Job – Reproduce every entry exactly as shown.

::::::::

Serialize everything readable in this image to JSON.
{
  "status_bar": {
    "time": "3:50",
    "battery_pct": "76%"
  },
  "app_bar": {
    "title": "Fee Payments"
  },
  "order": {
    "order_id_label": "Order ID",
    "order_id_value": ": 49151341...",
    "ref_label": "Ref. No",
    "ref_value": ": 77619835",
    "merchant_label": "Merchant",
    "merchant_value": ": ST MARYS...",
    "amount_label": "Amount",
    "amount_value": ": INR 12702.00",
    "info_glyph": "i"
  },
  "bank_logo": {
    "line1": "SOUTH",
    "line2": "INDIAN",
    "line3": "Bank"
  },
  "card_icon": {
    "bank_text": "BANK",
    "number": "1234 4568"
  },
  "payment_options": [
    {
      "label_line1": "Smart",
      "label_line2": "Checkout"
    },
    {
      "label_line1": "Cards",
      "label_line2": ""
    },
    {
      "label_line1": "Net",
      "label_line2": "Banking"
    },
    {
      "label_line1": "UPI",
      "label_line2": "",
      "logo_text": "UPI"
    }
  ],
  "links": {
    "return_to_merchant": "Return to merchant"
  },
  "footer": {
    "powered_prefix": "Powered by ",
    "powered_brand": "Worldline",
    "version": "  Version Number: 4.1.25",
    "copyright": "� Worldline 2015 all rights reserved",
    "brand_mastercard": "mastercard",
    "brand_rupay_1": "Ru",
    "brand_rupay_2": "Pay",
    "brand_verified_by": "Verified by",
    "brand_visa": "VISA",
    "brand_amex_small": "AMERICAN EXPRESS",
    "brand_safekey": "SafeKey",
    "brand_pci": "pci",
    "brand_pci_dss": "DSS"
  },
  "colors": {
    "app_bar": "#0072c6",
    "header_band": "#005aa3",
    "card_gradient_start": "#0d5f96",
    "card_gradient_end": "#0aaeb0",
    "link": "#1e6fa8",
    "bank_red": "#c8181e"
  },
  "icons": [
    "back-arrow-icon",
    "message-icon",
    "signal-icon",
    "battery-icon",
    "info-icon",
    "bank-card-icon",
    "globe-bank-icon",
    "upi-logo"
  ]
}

::::::::

Answer for this exercise –
Serialize everything readable in this image to JSON.
{
  "status_bar": {
    "time": "3:50",
    "battery_pct": "76%"
  },
  "app_bar": {
    "title": "Fee Payments"
  },
  "order": {
    "order_id_label": "Order ID",
    "order_id_value": ": 49151341...",
    "ref_label": "Ref. No",
    "ref_value": ": 77619835",
    "merchant_label": "Merchant",
    "merchant_value": ": ST MARYS...",
    "amount_label": "Amount",
    "amount_value": ": INR 12702.00",
    "info_glyph": "i"
  },
  "bank_logo": {
    "line1": "SOUTH",
    "line2": "INDIAN",
    "line3": "Bank"
  },
  "card_icon": {
    "bank_text": "BANK",
    "number": "1234 4568"
  },
  "payment_options": [
    {
      "label_line1": "Smart",
      "label_line2": "Checkout"
    },
    {
      "label_line1": "Cards",
      "label_line2": ""
    },
    {
      "label_line1": "Net",
      "label_line2": "Banking"
    },
    {
      "label_line1": "UPI",
      "label_line2": "",
      "logo_text": "UPI"
    }
  ],
  "links": {
    "return_to_merchant": "Return to merchant"
  },
  "footer": {
    "powered_prefix": "Powered by ",
    "powered_brand": "Worldline",
    "version": "  Version Number: 4.1.25",
    "copyright": "� Worldline 2015 all rights reserved",
    "brand_mastercard": "mastercard",
    "brand_rupay_1": "Ru",
    "brand_rupay_2": "Pay",
    "brand_verified_by": "Verified by",
    "brand_visa": "VISA",
    "brand_amex_small": "AMERICAN EXPRESS",
    "brand_safekey": "SafeKey",
    "brand_pci": "pci",
    "brand_pci_dss": "DSS"
  },
  "colors": {
    "app_bar": "#0072c6",
    "header_band": "#005aa3",
    "card_gradient_start": "#0d5f96",
    "card_gradient_end": "#0aaeb0",
    "link": "#1e6fa8",
    "bank_red": "#c8181e"
  },
  "icons": [
    "back-arrow-icon",
    "message-icon",
    "signal-icon",
    "battery-icon",
    "info-icon",
    "bank-card-icon",
    "globe-bank-icon",
    "upi-logo"
  ]
}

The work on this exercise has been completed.